- Your goal
Starting at the line that contains "Output the text content of this document.", retype each line to the end of the listing below. Include both ends, but not the pictures.

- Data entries

______________________________

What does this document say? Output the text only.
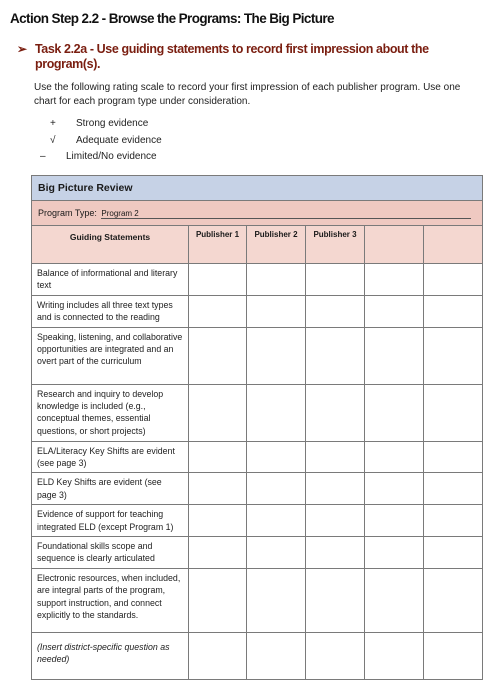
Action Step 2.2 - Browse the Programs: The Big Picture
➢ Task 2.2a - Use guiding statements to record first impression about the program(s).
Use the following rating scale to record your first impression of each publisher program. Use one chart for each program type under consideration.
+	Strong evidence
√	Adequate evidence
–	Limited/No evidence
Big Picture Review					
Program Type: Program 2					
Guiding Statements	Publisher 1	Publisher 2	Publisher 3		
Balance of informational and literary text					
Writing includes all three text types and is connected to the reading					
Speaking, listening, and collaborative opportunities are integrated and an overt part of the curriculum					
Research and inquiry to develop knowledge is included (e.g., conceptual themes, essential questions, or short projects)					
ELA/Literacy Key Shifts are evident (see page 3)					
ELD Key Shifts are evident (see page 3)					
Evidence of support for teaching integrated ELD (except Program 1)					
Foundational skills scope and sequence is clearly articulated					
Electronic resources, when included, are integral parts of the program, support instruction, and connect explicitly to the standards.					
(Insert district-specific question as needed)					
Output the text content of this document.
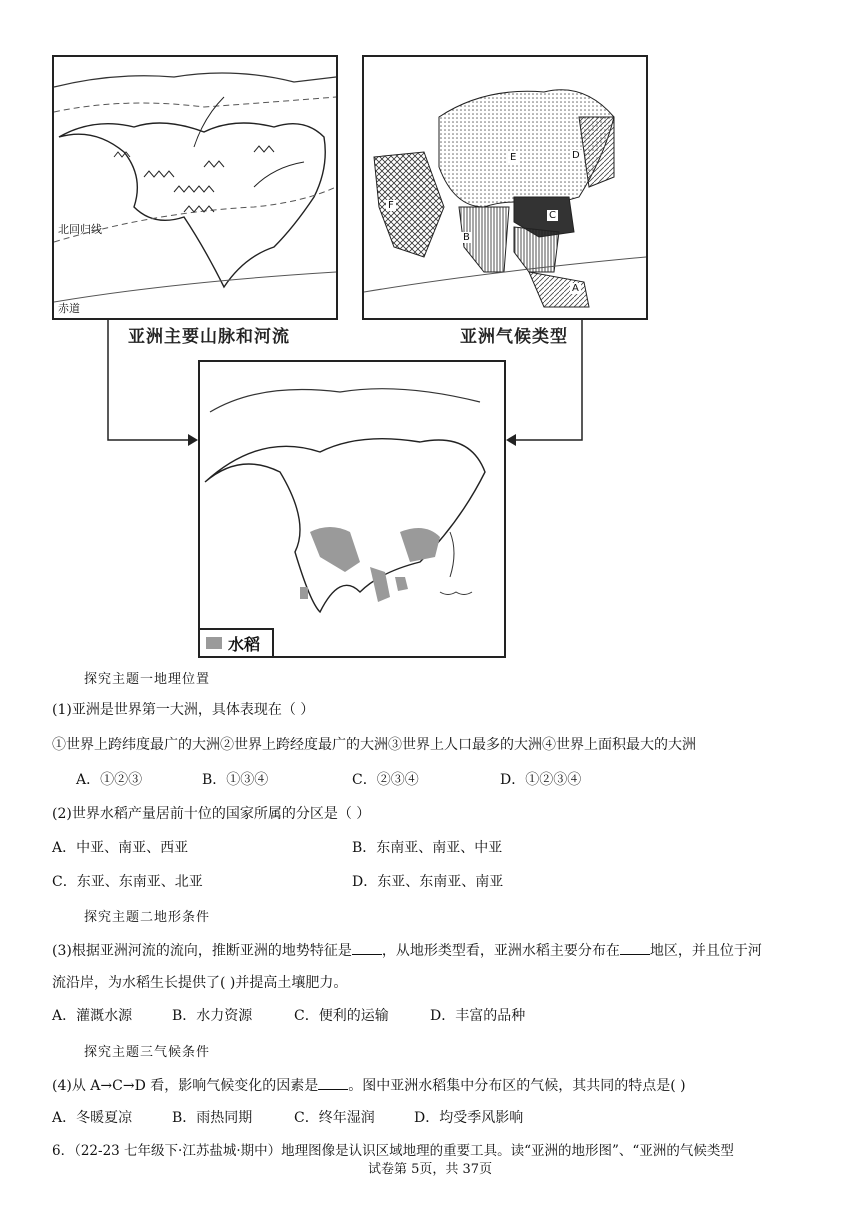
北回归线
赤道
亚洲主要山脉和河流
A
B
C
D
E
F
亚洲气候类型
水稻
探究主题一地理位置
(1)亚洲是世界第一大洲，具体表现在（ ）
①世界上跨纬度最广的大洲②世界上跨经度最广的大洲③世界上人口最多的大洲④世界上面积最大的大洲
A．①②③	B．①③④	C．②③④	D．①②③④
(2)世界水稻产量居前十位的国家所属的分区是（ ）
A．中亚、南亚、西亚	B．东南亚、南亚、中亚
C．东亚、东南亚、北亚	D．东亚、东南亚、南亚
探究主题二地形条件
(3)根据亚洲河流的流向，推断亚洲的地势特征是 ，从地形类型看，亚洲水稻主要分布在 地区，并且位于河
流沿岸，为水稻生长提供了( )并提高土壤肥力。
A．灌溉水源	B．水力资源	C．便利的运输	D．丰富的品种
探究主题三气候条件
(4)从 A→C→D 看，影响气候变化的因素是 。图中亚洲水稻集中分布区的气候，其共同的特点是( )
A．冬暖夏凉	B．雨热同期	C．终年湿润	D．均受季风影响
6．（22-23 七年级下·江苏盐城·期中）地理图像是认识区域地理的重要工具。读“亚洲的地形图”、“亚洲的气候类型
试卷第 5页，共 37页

______________________________

- Reply
Output the text content of this document.
北回归线
赤道
亚洲主要山脉和河流
A
B
C
D
E
F
亚洲气候类型
水稻
探究主题一地理位置
(1)亚洲是世界第一大洲，具体表现在（ ）
①世界上跨纬度最广的大洲②世界上跨经度最广的大洲③世界上人口最多的大洲④世界上面积最大的大洲
A．①②③	B．①③④	C．②③④	D．①②③④
(2)世界水稻产量居前十位的国家所属的分区是（ ）
A．中亚、南亚、西亚	B．东南亚、南亚、中亚
C．东亚、东南亚、北亚	D．东亚、东南亚、南亚
探究主题二地形条件
(3)根据亚洲河流的流向，推断亚洲的地势特征是 ，从地形类型看，亚洲水稻主要分布在 地区，并且位于河
流沿岸，为水稻生长提供了( )并提高土壤肥力。
A．灌溉水源	B．水力资源	C．便利的运输	D．丰富的品种
探究主题三气候条件
(4)从 A→C→D 看，影响气候变化的因素是 。图中亚洲水稻集中分布区的气候，其共同的特点是( )
A．冬暖夏凉	B．雨热同期	C．终年湿润	D．均受季风影响
6．（22-23 七年级下·江苏盐城·期中）地理图像是认识区域地理的重要工具。读“亚洲的地形图”、“亚洲的气候类型
试卷第 5页，共 37页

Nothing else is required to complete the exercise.